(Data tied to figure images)
[start]

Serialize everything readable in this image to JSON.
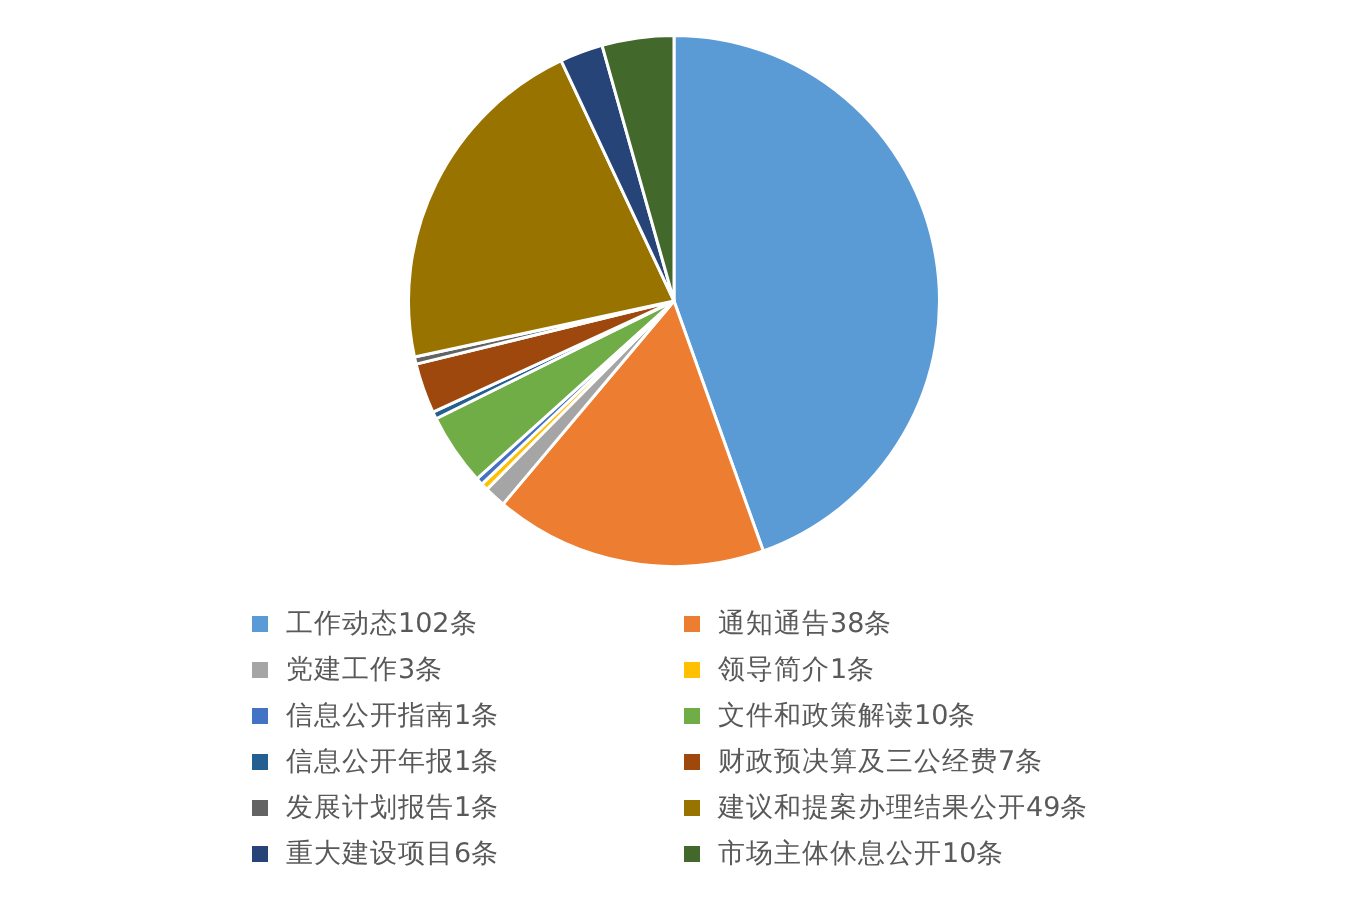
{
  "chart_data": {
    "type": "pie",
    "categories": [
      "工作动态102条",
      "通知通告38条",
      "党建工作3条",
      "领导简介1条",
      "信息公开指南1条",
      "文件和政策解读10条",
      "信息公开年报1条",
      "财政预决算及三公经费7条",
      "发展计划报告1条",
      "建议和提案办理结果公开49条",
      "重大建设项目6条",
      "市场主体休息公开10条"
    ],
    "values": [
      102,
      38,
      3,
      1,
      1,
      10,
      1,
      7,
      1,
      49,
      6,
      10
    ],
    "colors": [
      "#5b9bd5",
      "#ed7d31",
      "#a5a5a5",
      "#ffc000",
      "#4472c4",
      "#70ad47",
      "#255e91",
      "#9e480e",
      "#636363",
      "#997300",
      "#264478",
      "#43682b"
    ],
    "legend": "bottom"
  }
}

[end]
[start]

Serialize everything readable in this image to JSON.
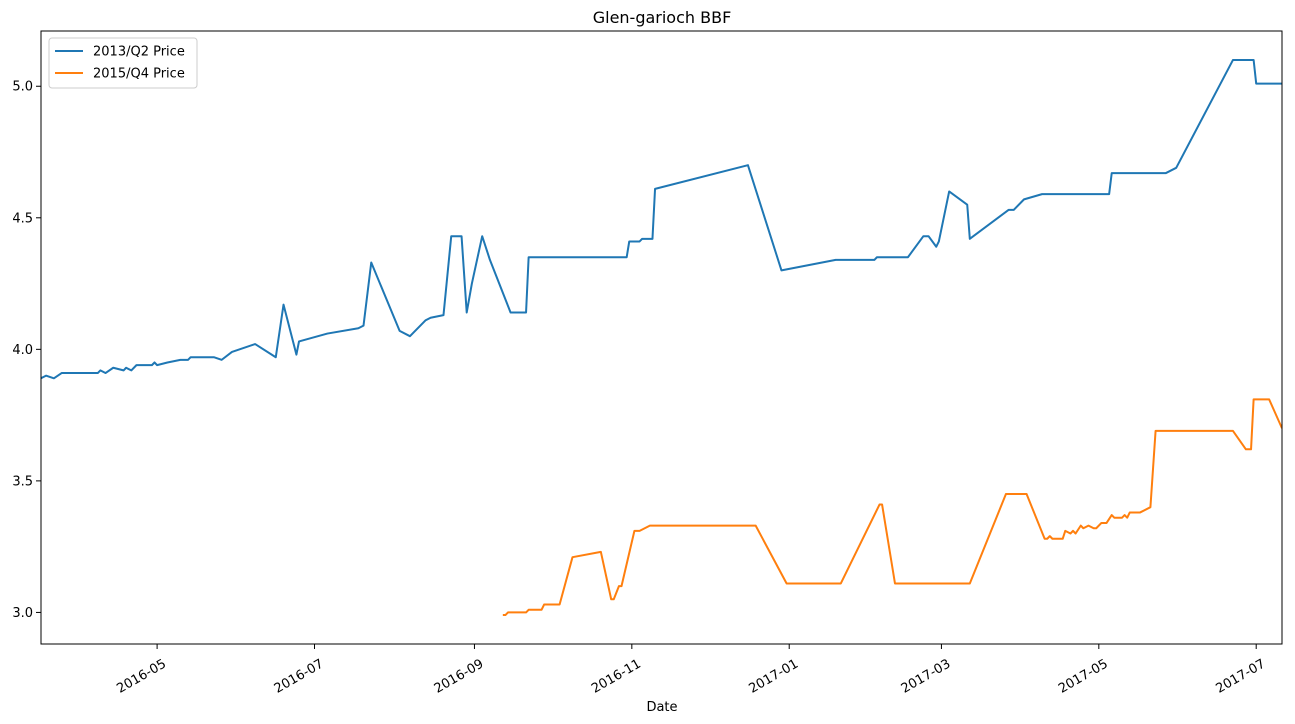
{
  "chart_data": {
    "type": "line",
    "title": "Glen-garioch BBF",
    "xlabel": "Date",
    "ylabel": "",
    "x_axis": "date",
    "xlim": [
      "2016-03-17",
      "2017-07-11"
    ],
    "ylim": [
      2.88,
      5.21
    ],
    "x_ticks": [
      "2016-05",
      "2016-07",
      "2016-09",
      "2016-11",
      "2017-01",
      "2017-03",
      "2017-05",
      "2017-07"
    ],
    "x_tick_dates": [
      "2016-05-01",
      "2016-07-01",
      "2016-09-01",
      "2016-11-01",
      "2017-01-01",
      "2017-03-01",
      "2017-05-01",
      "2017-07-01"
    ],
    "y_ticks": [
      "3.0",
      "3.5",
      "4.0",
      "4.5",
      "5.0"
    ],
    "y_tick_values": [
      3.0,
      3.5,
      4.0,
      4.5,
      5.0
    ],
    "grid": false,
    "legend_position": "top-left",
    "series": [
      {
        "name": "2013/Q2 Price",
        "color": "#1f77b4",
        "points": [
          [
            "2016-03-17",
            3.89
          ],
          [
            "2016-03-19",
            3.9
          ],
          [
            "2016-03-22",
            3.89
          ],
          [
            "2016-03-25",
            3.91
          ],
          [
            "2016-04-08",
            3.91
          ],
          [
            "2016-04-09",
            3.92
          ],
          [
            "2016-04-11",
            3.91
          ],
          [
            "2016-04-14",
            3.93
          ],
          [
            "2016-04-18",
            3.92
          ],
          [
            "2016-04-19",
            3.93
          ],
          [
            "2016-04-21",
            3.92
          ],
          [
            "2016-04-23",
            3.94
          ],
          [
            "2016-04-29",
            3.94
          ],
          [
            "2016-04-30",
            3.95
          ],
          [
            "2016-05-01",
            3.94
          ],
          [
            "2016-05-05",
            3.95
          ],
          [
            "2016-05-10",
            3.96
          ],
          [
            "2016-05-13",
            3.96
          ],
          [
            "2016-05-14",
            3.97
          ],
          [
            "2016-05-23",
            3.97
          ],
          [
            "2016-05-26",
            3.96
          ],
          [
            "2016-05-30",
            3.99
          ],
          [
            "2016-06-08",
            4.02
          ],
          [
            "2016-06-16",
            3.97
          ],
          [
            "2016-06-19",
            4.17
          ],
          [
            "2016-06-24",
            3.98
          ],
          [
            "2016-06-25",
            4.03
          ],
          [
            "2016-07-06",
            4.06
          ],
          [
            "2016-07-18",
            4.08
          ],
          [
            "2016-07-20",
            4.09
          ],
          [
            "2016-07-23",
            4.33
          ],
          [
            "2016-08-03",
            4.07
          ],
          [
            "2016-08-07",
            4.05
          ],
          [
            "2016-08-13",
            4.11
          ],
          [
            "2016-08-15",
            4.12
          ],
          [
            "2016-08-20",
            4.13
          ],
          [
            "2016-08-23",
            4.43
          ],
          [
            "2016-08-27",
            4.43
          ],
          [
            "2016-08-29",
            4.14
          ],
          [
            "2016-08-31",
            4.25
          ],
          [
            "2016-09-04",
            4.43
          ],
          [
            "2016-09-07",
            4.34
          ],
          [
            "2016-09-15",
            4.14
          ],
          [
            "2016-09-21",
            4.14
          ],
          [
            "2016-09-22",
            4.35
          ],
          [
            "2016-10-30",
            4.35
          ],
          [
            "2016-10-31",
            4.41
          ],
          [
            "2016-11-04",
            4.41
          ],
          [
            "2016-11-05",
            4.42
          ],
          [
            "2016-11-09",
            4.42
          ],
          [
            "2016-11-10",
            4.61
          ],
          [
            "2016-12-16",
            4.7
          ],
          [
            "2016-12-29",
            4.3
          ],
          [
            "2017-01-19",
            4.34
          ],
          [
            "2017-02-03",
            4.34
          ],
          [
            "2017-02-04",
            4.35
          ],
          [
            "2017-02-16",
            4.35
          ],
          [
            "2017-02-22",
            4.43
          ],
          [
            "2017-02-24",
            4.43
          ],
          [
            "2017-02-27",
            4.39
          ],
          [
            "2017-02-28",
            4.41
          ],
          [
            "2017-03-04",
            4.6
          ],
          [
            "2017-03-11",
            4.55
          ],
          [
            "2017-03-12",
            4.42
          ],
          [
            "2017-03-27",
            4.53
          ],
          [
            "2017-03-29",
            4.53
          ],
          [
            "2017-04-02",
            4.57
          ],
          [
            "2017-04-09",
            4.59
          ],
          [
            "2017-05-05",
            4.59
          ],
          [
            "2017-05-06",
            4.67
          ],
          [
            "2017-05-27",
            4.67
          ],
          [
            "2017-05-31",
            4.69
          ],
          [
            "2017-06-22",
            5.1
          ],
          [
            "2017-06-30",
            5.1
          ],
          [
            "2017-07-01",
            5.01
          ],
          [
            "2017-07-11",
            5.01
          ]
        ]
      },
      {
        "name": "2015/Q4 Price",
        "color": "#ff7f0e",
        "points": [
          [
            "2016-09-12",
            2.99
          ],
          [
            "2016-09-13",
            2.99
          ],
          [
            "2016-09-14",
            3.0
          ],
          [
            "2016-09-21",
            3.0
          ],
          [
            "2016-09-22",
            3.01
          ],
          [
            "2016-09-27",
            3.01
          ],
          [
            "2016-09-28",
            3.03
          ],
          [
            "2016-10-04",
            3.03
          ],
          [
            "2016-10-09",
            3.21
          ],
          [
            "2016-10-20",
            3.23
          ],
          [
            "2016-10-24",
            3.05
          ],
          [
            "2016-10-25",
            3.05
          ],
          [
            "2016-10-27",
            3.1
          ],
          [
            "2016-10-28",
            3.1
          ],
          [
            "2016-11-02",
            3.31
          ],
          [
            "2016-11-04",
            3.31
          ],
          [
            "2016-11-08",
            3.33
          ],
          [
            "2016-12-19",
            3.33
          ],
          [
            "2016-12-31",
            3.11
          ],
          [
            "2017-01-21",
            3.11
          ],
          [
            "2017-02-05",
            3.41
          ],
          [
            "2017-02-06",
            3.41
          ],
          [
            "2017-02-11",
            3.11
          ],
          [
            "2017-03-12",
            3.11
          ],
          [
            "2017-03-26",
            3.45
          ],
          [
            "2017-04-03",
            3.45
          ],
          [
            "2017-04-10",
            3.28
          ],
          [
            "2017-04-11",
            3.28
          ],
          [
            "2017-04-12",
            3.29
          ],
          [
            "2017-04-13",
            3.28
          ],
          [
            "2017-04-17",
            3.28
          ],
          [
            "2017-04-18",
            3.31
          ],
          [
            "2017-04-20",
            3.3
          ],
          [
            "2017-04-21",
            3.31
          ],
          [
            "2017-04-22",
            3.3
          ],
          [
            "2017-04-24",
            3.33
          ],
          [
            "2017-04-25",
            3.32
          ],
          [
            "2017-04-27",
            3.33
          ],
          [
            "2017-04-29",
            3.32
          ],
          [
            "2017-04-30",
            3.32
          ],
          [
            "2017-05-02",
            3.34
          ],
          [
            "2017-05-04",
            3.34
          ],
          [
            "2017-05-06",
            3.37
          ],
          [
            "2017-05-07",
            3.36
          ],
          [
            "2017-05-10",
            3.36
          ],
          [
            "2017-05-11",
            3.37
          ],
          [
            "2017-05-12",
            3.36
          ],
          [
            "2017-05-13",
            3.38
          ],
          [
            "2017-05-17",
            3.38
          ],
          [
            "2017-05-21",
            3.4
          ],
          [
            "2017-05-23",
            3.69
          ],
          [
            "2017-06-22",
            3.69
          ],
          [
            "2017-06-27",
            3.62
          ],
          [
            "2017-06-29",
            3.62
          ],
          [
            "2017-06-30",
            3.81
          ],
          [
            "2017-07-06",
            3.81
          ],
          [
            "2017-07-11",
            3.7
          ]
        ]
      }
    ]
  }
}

[end]

Only lines with the string "name" belong in your answer; copy each one.

        "name": "2013/Q2 Price",
        "name": "2015/Q4 Price",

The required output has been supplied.